## Exercise goal
Set down all of the data exactly as it appears.

## Data entries

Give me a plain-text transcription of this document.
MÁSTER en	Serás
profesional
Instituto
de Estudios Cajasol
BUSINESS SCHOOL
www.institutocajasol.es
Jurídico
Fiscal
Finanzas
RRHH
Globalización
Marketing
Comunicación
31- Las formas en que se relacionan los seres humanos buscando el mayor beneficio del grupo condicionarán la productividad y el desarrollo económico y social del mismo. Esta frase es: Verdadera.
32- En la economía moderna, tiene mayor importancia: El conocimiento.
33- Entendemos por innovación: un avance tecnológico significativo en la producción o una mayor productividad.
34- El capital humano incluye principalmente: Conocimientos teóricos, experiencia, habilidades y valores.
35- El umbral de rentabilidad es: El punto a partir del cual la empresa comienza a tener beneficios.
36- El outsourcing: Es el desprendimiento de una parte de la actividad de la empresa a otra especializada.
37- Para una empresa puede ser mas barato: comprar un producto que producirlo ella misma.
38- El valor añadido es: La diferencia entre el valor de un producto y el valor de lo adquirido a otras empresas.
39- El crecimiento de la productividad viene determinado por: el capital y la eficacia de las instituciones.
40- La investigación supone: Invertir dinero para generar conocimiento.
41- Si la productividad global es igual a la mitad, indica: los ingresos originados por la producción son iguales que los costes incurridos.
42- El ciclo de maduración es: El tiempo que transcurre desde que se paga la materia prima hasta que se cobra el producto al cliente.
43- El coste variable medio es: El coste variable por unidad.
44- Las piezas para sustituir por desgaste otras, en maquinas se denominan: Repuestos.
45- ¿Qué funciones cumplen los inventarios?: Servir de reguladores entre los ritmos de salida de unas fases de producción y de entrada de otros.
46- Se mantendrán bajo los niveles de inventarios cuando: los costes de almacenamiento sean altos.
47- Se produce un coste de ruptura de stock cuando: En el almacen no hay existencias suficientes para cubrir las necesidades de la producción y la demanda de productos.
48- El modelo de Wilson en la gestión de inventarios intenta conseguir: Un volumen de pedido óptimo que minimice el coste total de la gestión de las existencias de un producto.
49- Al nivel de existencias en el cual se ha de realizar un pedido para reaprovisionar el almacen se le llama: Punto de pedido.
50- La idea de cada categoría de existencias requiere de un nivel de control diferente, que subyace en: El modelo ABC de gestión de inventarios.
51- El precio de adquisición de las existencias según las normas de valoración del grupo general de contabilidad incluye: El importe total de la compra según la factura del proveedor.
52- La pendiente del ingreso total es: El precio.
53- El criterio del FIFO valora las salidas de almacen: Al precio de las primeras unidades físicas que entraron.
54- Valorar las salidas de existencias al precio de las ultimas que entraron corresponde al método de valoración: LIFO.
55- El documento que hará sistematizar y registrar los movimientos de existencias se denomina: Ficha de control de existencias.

## Complete response
Give me a plain-text transcription of this document.
MÁSTER en	Serás
profesional
Instituto
de Estudios Cajasol
BUSINESS SCHOOL
www.institutocajasol.es
Jurídico
Fiscal
Finanzas
RRHH
Globalización
Marketing
Comunicación
31- Las formas en que se relacionan los seres humanos buscando el mayor beneficio del grupo condicionarán la productividad y el desarrollo económico y social del mismo. Esta frase es: Verdadera.
32- En la economía moderna, tiene mayor importancia: El conocimiento.
33- Entendemos por innovación: un avance tecnológico significativo en la producción o una mayor productividad.
34- El capital humano incluye principalmente: Conocimientos teóricos, experiencia, habilidades y valores.
35- El umbral de rentabilidad es: El punto a partir del cual la empresa comienza a tener beneficios.
36- El outsourcing: Es el desprendimiento de una parte de la actividad de la empresa a otra especializada.
37- Para una empresa puede ser mas barato: comprar un producto que producirlo ella misma.
38- El valor añadido es: La diferencia entre el valor de un producto y el valor de lo adquirido a otras empresas.
39- El crecimiento de la productividad viene determinado por: el capital y la eficacia de las instituciones.
40- La investigación supone: Invertir dinero para generar conocimiento.
41- Si la productividad global es igual a la mitad, indica: los ingresos originados por la producción son iguales que los costes incurridos.
42- El ciclo de maduración es: El tiempo que transcurre desde que se paga la materia prima hasta que se cobra el producto al cliente.
43- El coste variable medio es: El coste variable por unidad.
44- Las piezas para sustituir por desgaste otras, en maquinas se denominan: Repuestos.
45- ¿Qué funciones cumplen los inventarios?: Servir de reguladores entre los ritmos de salida de unas fases de producción y de entrada de otros.
46- Se mantendrán bajo los niveles de inventarios cuando: los costes de almacenamiento sean altos.
47- Se produce un coste de ruptura de stock cuando: En el almacen no hay existencias suficientes para cubrir las necesidades de la producción y la demanda de productos.
48- El modelo de Wilson en la gestión de inventarios intenta conseguir: Un volumen de pedido óptimo que minimice el coste total de la gestión de las existencias de un producto.
49- Al nivel de existencias en el cual se ha de realizar un pedido para reaprovisionar el almacen se le llama: Punto de pedido.
50- La idea de cada categoría de existencias requiere de un nivel de control diferente, que subyace en: El modelo ABC de gestión de inventarios.
51- El precio de adquisición de las existencias según las normas de valoración del grupo general de contabilidad incluye: El importe total de la compra según la factura del proveedor.
52- La pendiente del ingreso total es: El precio.
53- El criterio del FIFO valora las salidas de almacen: Al precio de las primeras unidades físicas que entraron.
54- Valorar las salidas de existencias al precio de las ultimas que entraron corresponde al método de valoración: LIFO.
55- El documento que hará sistematizar y registrar los movimientos de existencias se denomina: Ficha de control de existencias.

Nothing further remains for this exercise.